- TEXT EXCERPT -
▬▬▬

Clark Hoyt's Media Bubble

When I was a stock broker, we had an office known as compliance. It was the job of the compliance office to make sure that each and every stock broker followed the rules prescribed by the industry. A compliance office that incompetent or itself corrupt allows stock broker to put retirees into penny stocks. They allow stock brokers to make trades for their clients without their commission. In other words, an absent or corrupt compliance officer allows for corrupt stock brokers to commit corruption with impugnity.

An ombudsman performs the same function in newspapers that a compliance officer performs for stock brokers. Similarly, a corrupt or incompetent ombudsman allows for a corrupt press to run wild with impugnity. That's why this piece by New York Times ombudsman Clark Hoyt should trouble everyone. In it, Hoyt defends the New York Times' reporting on Sarah Palin in the last week. Here are some of the most important points he made.

The article, researched by five reporters and written by Elisabeth Bumiller, quoted anonymous sources as saying that McCain had been holding out hope of choosing Senator Joseph Lieberman instead, and that a campaign team assigned to vet Palin more thoroughly had not arrived in Alaska until the day McCain asked her to be his running mate. A number of Alaska political figures said on the record that they had not found anyone who had been asked anything about Palin by the McCain campaign.

The Times article seemed dramatically at odds with one in The Washington Post two days earlier. The Post article quoted McCain advisers as saying that Palin had been thoroughly vetted, including an F.B.I. background check, and that, “Far from being a last-minute tactical move or second choice when better-known alternatives were eliminated, Palin was very much in McCain’s thinking from the beginning of the selection process.”

So was The Times story wrong, as the McCain camp said? It did contain one error. It said that one potentially embarrassing revelation about Palin was her membership for two years in the Alaskan Independence Party, which favors a vote on whether the state should secede. The assertion was based on an announcement by the party’s chairwoman, Lynette Clark, which The Times failed to tell readers. That was a mistake. “We should have attributed it,” Bumiller said. The next day, Clark said she had been wrong. It turns out that Palin’s husband, Todd, had belonged to the party for a time, and she had addressed its annual convention. The Times corrected the error in two follow-up stories.

But the main thrust of its reporting on the vetting process appears to be holding up. The Post said the next day that a lengthy in-person background interview of Palin by the head of McCain’s vetting team did not happen until the day before she was chosen. It also acknowledged that it had been incorrect when it reported that the F.B.I. had checked out Palin. In her home state, the Anchorage Daily News reported that it had found only one person who was asked anything about the governor before McCain selected her. That was the attorney representing her in an investigation of whether she had abused her power in office.


There are several troubling things going on here. The entire Times narrative that McCain didn't vet Palin was done using "anonymous sources". What exactly have the times found out that backs up their claim that she wasn't fully vetted? Nothing that has come out about Palin's background would disqualify her from being the Vice Presidential candidate. What Hoyt doesn't say is that Rick Davis and others from the campaign went on the record to flatly deny this.

▬▬▬

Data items
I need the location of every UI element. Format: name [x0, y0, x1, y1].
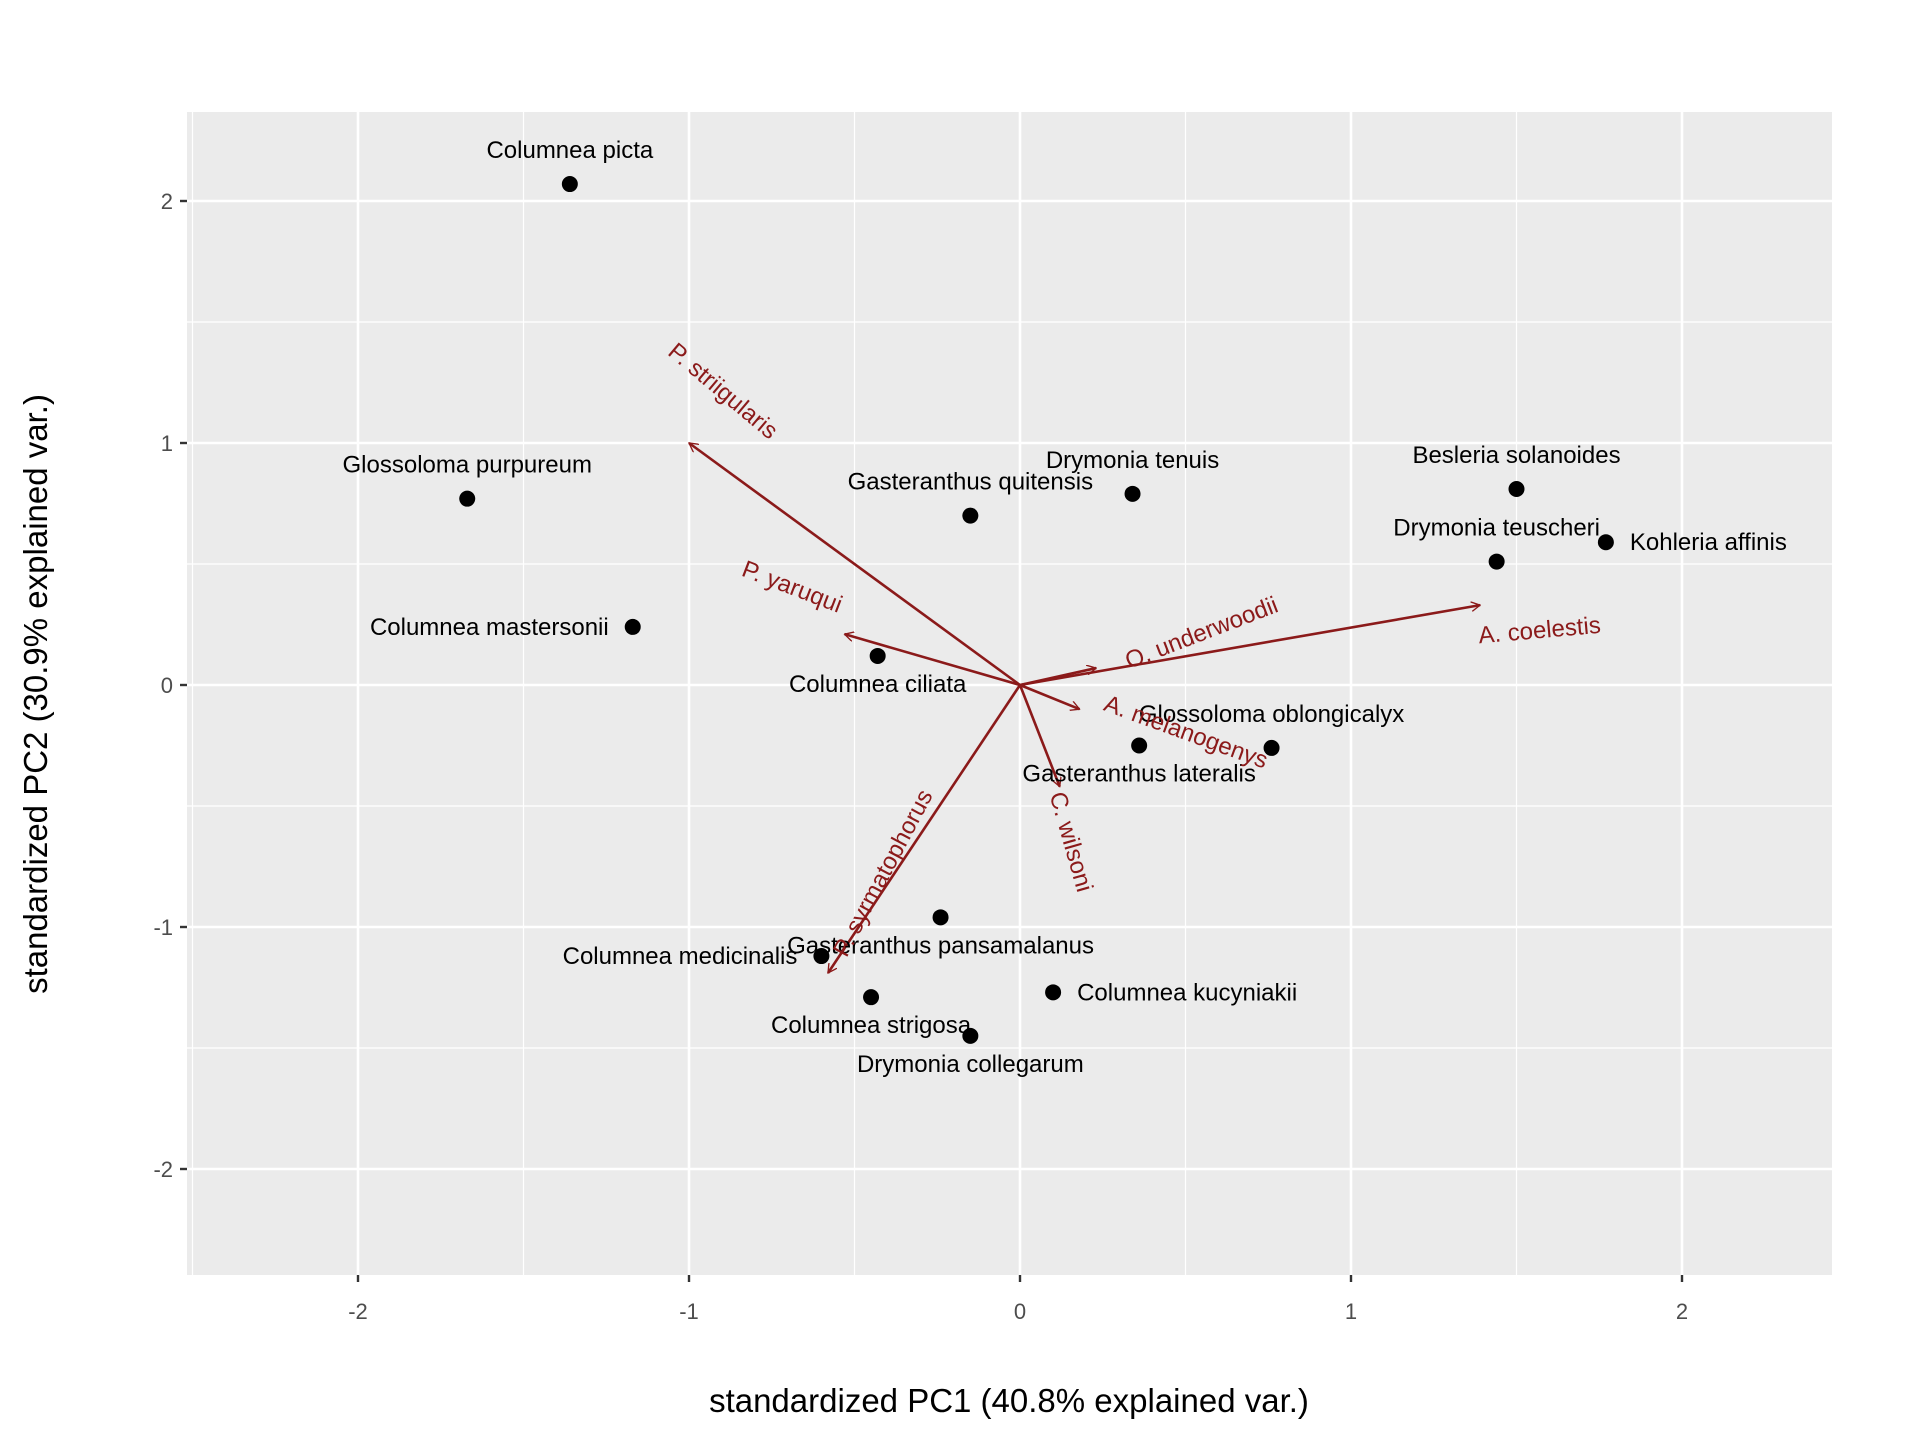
- point-label: Glossoloma purpureum: [343, 452, 592, 479]
- point-label: Besleria solanoides: [1412, 442, 1620, 469]
- data-point: [1124, 485, 1141, 502]
- y-tick-label: 2: [161, 189, 173, 214]
- point-label: Columnea picta: [486, 137, 653, 164]
- grid-major-lines: [187, 112, 1832, 1275]
- loading-arrow: [845, 634, 1021, 687]
- y-tick-label: 0: [161, 673, 173, 698]
- loading-arrow: [1019, 605, 1480, 687]
- loading-arrows: [689, 441, 1480, 973]
- data-point: [459, 490, 476, 507]
- data-point: [869, 647, 886, 664]
- point-label: Drymonia teuscheri: [1393, 515, 1600, 542]
- point-label: Gasteranthus lateralis: [1022, 761, 1255, 788]
- data-point: [624, 618, 641, 635]
- y-axis-tick-labels: -2 -1 0 1 2: [153, 189, 173, 1182]
- point-label: Kohleria affinis: [1630, 529, 1787, 556]
- data-point: [962, 1027, 979, 1044]
- y-tick-label: -1: [153, 915, 173, 940]
- data-point: [813, 948, 830, 965]
- x-axis-tick-labels: -2 -1 0 1 2: [348, 1299, 1688, 1324]
- data-point: [1508, 480, 1525, 497]
- plot-panel: [187, 112, 1832, 1275]
- data-points: [459, 176, 1614, 1044]
- x-tick-label: -2: [348, 1299, 368, 1324]
- y-tick-label: 1: [161, 431, 173, 456]
- point-label: Drymonia tenuis: [1046, 447, 1219, 474]
- y-axis-title: standardized PC2 (30.9% explained var.): [17, 394, 54, 994]
- point-label: Glossoloma oblongicalyx: [1139, 701, 1404, 728]
- point-label: Gasteranthus quitensis: [848, 469, 1093, 496]
- x-tick-label: 1: [1345, 1299, 1357, 1324]
- loading-arrow: [1018, 684, 1060, 787]
- x-tick-label: 2: [1676, 1299, 1688, 1324]
- data-point: [1131, 737, 1148, 754]
- x-axis-title: standardized PC1 (40.8% explained var.): [709, 1382, 1309, 1419]
- data-point: [863, 989, 880, 1006]
- data-point: [1597, 534, 1614, 551]
- data-point: [1263, 739, 1280, 756]
- loading-arrow: [1019, 683, 1080, 709]
- data-point: [1488, 553, 1505, 570]
- y-tick-label: -2: [153, 1157, 173, 1182]
- axis-ticks: [180, 199, 1684, 1282]
- data-point: [962, 507, 979, 524]
- point-label: Columnea mastersonii: [370, 614, 609, 641]
- point-label: Columnea strigosa: [771, 1012, 972, 1039]
- x-tick-label: -1: [679, 1299, 699, 1324]
- point-label: Columnea ciliata: [789, 671, 967, 698]
- grid-minor-lines: [187, 112, 1832, 1275]
- data-point: [1045, 984, 1062, 1001]
- point-label: Columnea kucyniakii: [1077, 979, 1297, 1006]
- loading-arrow: [826, 684, 1022, 973]
- data-point: [561, 176, 578, 193]
- point-labels: Columnea picta Glossoloma purpureum Gaster…: [343, 137, 1787, 1078]
- point-label: Columnea medicinalis: [563, 943, 798, 970]
- point-label: Gasteranthus pansamalanus: [787, 932, 1094, 959]
- loading-arrow: [689, 441, 1021, 687]
- data-point: [932, 909, 949, 926]
- point-label: Drymonia collegarum: [857, 1051, 1084, 1078]
- x-tick-label: 0: [1014, 1299, 1026, 1324]
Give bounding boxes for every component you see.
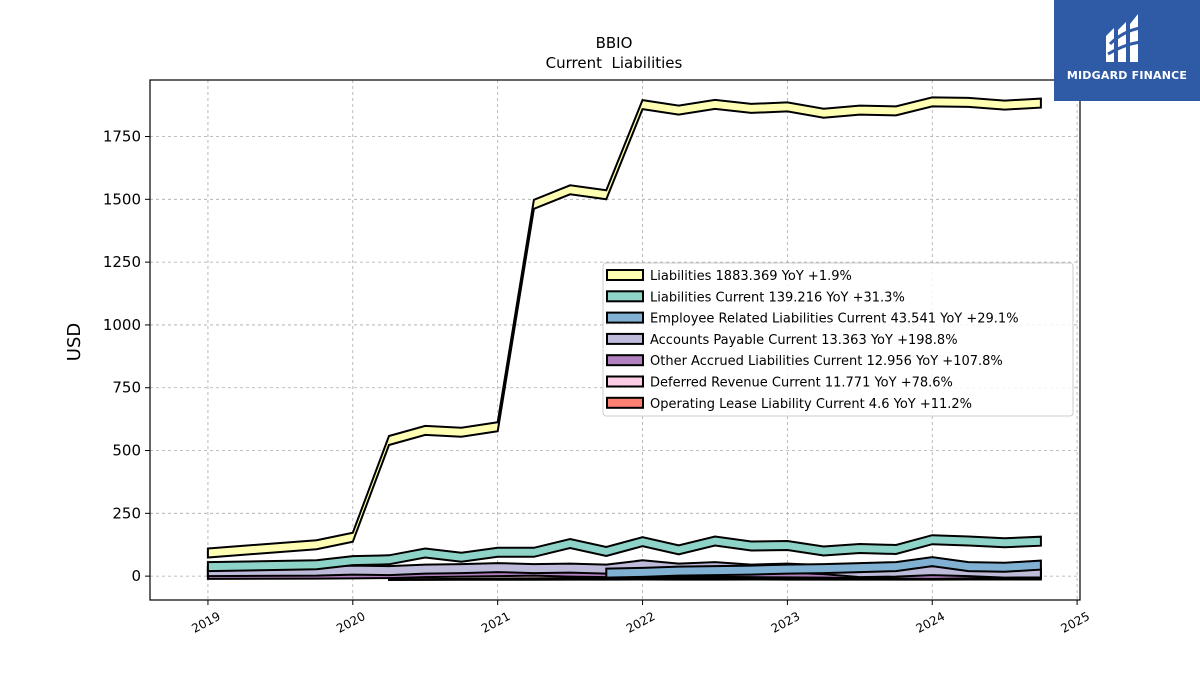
legend-swatch — [606, 332, 644, 345]
legend-swatch — [606, 375, 644, 388]
y-tick-label: 750 — [112, 379, 141, 397]
brand-mark-icon — [1106, 14, 1141, 62]
x-tick-label: 2021 — [479, 609, 513, 636]
x-tick-label: 2025 — [1058, 609, 1092, 636]
series-bands — [206, 96, 1042, 582]
legend-swatch — [606, 290, 644, 303]
legend-swatch — [606, 311, 644, 324]
y-axis-label: USD — [64, 323, 85, 361]
plot-frame — [149, 79, 1081, 601]
y-tick-label: 500 — [112, 442, 141, 460]
x-tick-label: 2023 — [769, 609, 803, 636]
legend: Liabilities 1883.369 YoY +1.9% Liabilitie… — [602, 262, 1074, 417]
x-tick-label: 2020 — [334, 609, 368, 636]
legend-label: Other Accrued Liabilities Current 12.956… — [650, 354, 1003, 369]
brand-logo: MIDGARD FINANCE — [1054, 0, 1200, 101]
y-tick-label: 1000 — [103, 316, 141, 334]
legend-label: Liabilities Current 139.216 YoY +31.3% — [650, 290, 905, 305]
y-tick-label: 0 — [131, 567, 141, 585]
series-band — [605, 556, 1042, 579]
brand-name: MIDGARD FINANCE — [1066, 69, 1188, 82]
legend-label: Employee Related Liabilities Current 43.… — [650, 312, 1019, 327]
y-tick-label: 1500 — [103, 190, 141, 208]
y-tick-label: 1750 — [103, 128, 141, 146]
legend-label: Deferred Revenue Current 11.771 YoY +78.… — [650, 376, 953, 391]
legend-swatch — [606, 269, 644, 281]
series-band — [206, 534, 1042, 573]
y-tick-label: 1250 — [103, 253, 141, 271]
legend-label: Accounts Payable Current 13.363 YoY +198… — [650, 333, 958, 348]
legend-label: Liabilities 1883.369 YoY +1.9% — [650, 269, 852, 284]
legend-swatch — [606, 396, 644, 409]
legend-box — [602, 262, 1074, 417]
x-tick-label: 2019 — [189, 609, 223, 636]
series-band — [206, 96, 1042, 559]
y-tick-label: 250 — [112, 504, 141, 522]
x-tick-label: 2022 — [624, 609, 658, 636]
chart-subtitle: Current Liabilities — [546, 54, 683, 72]
x-tick-label: 2024 — [914, 609, 948, 636]
chart-title: BBIO — [596, 34, 633, 52]
legend-swatch — [606, 354, 644, 367]
legend-label: Operating Lease Liability Current 4.6 Yo… — [650, 397, 972, 412]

▬▬▬

- TASKS TO CARRY OUT -
A. Answer these questions using the Clark Hoyt text, one answer per line:
(i) Who wrote the Times article on the vetting of Palin?
(ii) Who is named as the chairwoman of the Alaskan Independence Party?
(iii) According to the Anchorage Daily News, who was the only person found to have been asked anything about the governor before McCain selected her?
B. Transcribe the passage of the Clark Hoyt text word for word, starting at "When I was a" and ending at "corruption with impugnity.".
None of the data is required.

- OUTPUTS -
A.
(i) Elisabeth Bumiller
(ii) Lynette Clark
(iii) The attorney representing her in an investigation of whether she had abused her power in office

B.
When I was a stock broker, we had an office known as compliance. It was the job of the compliance office to make sure that each and every stock broker followed the rules prescribed by the industry. A compliance office that incompetent or itself corrupt allows stock broker to put retirees into penny stocks. They allow stock brokers to make trades for their clients without their commission. In other words, an absent or corrupt compliance officer allows for corrupt stock brokers to commit corruption with impugnity.